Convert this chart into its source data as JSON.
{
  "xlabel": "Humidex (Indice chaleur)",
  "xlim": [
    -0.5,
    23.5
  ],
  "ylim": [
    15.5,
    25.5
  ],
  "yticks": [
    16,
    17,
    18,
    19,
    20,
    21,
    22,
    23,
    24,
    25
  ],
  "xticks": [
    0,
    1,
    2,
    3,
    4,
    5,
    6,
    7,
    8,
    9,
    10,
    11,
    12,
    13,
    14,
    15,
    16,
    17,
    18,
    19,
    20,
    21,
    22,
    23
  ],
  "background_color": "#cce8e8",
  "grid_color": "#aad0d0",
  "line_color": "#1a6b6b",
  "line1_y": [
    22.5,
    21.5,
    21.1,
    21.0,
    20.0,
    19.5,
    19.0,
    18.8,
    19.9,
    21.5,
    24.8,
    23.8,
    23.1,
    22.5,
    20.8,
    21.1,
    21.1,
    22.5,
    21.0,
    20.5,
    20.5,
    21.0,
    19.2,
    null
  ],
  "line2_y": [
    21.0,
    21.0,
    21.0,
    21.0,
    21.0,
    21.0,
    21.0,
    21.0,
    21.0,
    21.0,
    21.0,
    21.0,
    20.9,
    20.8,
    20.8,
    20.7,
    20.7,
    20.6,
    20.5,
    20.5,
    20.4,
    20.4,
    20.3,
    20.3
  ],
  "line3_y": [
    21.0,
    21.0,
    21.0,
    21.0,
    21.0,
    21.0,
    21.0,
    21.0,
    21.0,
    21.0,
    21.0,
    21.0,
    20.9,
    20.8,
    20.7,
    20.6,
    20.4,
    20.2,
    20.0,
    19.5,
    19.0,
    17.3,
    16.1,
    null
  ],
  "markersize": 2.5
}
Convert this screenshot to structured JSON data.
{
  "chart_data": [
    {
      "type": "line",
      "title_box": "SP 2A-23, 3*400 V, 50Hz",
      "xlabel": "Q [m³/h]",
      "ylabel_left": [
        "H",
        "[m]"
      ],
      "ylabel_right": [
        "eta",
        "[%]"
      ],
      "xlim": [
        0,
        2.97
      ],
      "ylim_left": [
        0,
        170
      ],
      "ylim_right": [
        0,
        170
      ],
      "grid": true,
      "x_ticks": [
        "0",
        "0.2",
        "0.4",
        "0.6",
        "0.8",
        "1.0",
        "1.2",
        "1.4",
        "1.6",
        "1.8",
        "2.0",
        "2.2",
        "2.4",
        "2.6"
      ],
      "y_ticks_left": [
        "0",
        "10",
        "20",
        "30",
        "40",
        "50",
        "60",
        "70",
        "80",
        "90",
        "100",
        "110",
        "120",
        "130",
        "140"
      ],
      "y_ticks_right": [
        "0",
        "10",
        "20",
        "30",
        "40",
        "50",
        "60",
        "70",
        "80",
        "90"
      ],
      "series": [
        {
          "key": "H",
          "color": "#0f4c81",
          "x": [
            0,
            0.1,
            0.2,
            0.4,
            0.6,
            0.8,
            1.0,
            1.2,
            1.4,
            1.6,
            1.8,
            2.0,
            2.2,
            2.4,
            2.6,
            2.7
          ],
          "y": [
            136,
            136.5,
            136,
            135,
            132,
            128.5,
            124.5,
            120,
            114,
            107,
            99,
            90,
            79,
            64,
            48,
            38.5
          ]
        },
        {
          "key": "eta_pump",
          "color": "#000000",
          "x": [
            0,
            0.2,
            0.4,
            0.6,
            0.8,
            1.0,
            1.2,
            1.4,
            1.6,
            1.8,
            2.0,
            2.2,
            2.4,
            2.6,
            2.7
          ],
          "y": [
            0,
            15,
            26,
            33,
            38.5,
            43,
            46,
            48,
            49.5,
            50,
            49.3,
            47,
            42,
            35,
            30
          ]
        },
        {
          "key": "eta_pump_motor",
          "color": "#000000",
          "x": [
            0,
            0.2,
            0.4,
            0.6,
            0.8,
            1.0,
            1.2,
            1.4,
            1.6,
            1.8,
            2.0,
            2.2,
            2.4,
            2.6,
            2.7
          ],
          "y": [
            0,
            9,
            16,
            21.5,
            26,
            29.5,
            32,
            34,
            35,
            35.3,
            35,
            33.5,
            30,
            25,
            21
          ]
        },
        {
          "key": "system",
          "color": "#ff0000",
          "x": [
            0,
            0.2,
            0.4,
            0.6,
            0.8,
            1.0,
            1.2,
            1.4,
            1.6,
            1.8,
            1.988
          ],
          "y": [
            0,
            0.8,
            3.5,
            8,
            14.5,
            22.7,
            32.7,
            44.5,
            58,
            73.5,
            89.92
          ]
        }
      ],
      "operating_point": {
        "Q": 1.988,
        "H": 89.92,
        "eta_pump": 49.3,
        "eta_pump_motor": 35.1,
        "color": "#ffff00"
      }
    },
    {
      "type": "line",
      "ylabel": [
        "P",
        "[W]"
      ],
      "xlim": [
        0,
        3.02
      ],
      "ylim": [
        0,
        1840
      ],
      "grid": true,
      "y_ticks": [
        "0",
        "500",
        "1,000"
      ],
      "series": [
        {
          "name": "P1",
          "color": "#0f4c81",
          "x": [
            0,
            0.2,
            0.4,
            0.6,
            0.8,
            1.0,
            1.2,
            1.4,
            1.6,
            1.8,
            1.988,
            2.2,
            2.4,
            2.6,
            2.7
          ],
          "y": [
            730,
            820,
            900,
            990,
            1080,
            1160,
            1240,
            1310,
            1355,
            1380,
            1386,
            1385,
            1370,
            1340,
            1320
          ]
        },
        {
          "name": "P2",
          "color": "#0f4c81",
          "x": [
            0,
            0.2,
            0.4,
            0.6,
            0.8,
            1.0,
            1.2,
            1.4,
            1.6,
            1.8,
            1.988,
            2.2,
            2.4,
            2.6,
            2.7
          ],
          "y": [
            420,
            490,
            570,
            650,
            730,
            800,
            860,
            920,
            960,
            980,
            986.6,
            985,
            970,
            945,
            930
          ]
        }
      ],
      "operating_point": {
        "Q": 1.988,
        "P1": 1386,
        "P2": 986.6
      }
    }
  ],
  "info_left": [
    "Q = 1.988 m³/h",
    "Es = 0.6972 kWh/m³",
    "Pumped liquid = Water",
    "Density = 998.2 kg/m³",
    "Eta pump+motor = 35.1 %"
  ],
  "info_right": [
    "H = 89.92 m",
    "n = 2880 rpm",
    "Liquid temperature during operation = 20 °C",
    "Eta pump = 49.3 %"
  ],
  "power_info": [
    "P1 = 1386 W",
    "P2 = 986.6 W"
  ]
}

^^^^^^^^

_SET TASK_
Write out the entire listing exactly.

_WRITTEN ANSWER_
Convert this chart into its source data as JSON.
{
  "xlabel": "Humidex (Indice chaleur)",
  "xlim": [
    -0.5,
    23.5
  ],
  "ylim": [
    15.5,
    25.5
  ],
  "yticks": [
    16,
    17,
    18,
    19,
    20,
    21,
    22,
    23,
    24,
    25
  ],
  "xticks": [
    0,
    1,
    2,
    3,
    4,
    5,
    6,
    7,
    8,
    9,
    10,
    11,
    12,
    13,
    14,
    15,
    16,
    17,
    18,
    19,
    20,
    21,
    22,
    23
  ],
  "background_color": "#cce8e8",
  "grid_color": "#aad0d0",
  "line_color": "#1a6b6b",
  "line1_y": [
    22.5,
    21.5,
    21.1,
    21.0,
    20.0,
    19.5,
    19.0,
    18.8,
    19.9,
    21.5,
    24.8,
    23.8,
    23.1,
    22.5,
    20.8,
    21.1,
    21.1,
    22.5,
    21.0,
    20.5,
    20.5,
    21.0,
    19.2,
    null
  ],
  "line2_y": [
    21.0,
    21.0,
    21.0,
    21.0,
    21.0,
    21.0,
    21.0,
    21.0,
    21.0,
    21.0,
    21.0,
    21.0,
    20.9,
    20.8,
    20.8,
    20.7,
    20.7,
    20.6,
    20.5,
    20.5,
    20.4,
    20.4,
    20.3,
    20.3
  ],
  "line3_y": [
    21.0,
    21.0,
    21.0,
    21.0,
    21.0,
    21.0,
    21.0,
    21.0,
    21.0,
    21.0,
    21.0,
    21.0,
    20.9,
    20.8,
    20.7,
    20.6,
    20.4,
    20.2,
    20.0,
    19.5,
    19.0,
    17.3,
    16.1,
    null
  ],
  "markersize": 2.5
}
Convert this screenshot to structured JSON data.
{
  "chart_data": [
    {
      "type": "line",
      "title_box": "SP 2A-23, 3*400 V, 50Hz",
      "xlabel": "Q [m³/h]",
      "ylabel_left": [
        "H",
        "[m]"
      ],
      "ylabel_right": [
        "eta",
        "[%]"
      ],
      "xlim": [
        0,
        2.97
      ],
      "ylim_left": [
        0,
        170
      ],
      "ylim_right": [
        0,
        170
      ],
      "grid": true,
      "x_ticks": [
        "0",
        "0.2",
        "0.4",
        "0.6",
        "0.8",
        "1.0",
        "1.2",
        "1.4",
        "1.6",
        "1.8",
        "2.0",
        "2.2",
        "2.4",
        "2.6"
      ],
      "y_ticks_left": [
        "0",
        "10",
        "20",
        "30",
        "40",
        "50",
        "60",
        "70",
        "80",
        "90",
        "100",
        "110",
        "120",
        "130",
        "140"
      ],
      "y_ticks_right": [
        "0",
        "10",
        "20",
        "30",
        "40",
        "50",
        "60",
        "70",
        "80",
        "90"
      ],
      "series": [
        {
          "key": "H",
          "color": "#0f4c81",
          "x": [
            0,
            0.1,
            0.2,
            0.4,
            0.6,
            0.8,
            1.0,
            1.2,
            1.4,
            1.6,
            1.8,
            2.0,
            2.2,
            2.4,
            2.6,
            2.7
          ],
          "y": [
            136,
            136.5,
            136,
            135,
            132,
            128.5,
            124.5,
            120,
            114,
            107,
            99,
            90,
            79,
            64,
            48,
            38.5
          ]
        },
        {
          "key": "eta_pump",
          "color": "#000000",
          "x": [
            0,
            0.2,
            0.4,
            0.6,
            0.8,
            1.0,
            1.2,
            1.4,
            1.6,
            1.8,
            2.0,
            2.2,
            2.4,
            2.6,
            2.7
          ],
          "y": [
            0,
            15,
            26,
            33,
            38.5,
            43,
            46,
            48,
            49.5,
            50,
            49.3,
            47,
            42,
            35,
            30
          ]
        },
        {
          "key": "eta_pump_motor",
          "color": "#000000",
          "x": [
            0,
            0.2,
            0.4,
            0.6,
            0.8,
            1.0,
            1.2,
            1.4,
            1.6,
            1.8,
            2.0,
            2.2,
            2.4,
            2.6,
            2.7
          ],
          "y": [
            0,
            9,
            16,
            21.5,
            26,
            29.5,
            32,
            34,
            35,
            35.3,
            35,
            33.5,
            30,
            25,
            21
          ]
        },
        {
          "key": "system",
          "color": "#ff0000",
          "x": [
            0,
            0.2,
            0.4,
            0.6,
            0.8,
            1.0,
            1.2,
            1.4,
            1.6,
            1.8,
            1.988
          ],
          "y": [
            0,
            0.8,
            3.5,
            8,
            14.5,
            22.7,
            32.7,
            44.5,
            58,
            73.5,
            89.92
          ]
        }
      ],
      "operating_point": {
        "Q": 1.988,
        "H": 89.92,
        "eta_pump": 49.3,
        "eta_pump_motor": 35.1,
        "color": "#ffff00"
      }
    },
    {
      "type": "line",
      "ylabel": [
        "P",
        "[W]"
      ],
      "xlim": [
        0,
        3.02
      ],
      "ylim": [
        0,
        1840
      ],
      "grid": true,
      "y_ticks": [
        "0",
        "500",
        "1,000"
      ],
      "series": [
        {
          "name": "P1",
          "color": "#0f4c81",
          "x": [
            0,
            0.2,
            0.4,
            0.6,
            0.8,
            1.0,
            1.2,
            1.4,
            1.6,
            1.8,
            1.988,
            2.2,
            2.4,
            2.6,
            2.7
          ],
          "y": [
            730,
            820,
            900,
            990,
            1080,
            1160,
            1240,
            1310,
            1355,
            1380,
            1386,
            1385,
            1370,
            1340,
            1320
          ]
        },
        {
          "name": "P2",
          "color": "#0f4c81",
          "x": [
            0,
            0.2,
            0.4,
            0.6,
            0.8,
            1.0,
            1.2,
            1.4,
            1.6,
            1.8,
            1.988,
            2.2,
            2.4,
            2.6,
            2.7
          ],
          "y": [
            420,
            490,
            570,
            650,
            730,
            800,
            860,
            920,
            960,
            980,
            986.6,
            985,
            970,
            945,
            930
          ]
        }
      ],
      "operating_point": {
        "Q": 1.988,
        "P1": 1386,
        "P2": 986.6
      }
    }
  ],
  "info_left": [
    "Q = 1.988 m³/h",
    "Es = 0.6972 kWh/m³",
    "Pumped liquid = Water",
    "Density = 998.2 kg/m³",
    "Eta pump+motor = 35.1 %"
  ],
  "info_right": [
    "H = 89.92 m",
    "n = 2880 rpm",
    "Liquid temperature during operation = 20 °C",
    "Eta pump = 49.3 %"
  ],
  "power_info": [
    "P1 = 1386 W",
    "P2 = 986.6 W"
  ]
}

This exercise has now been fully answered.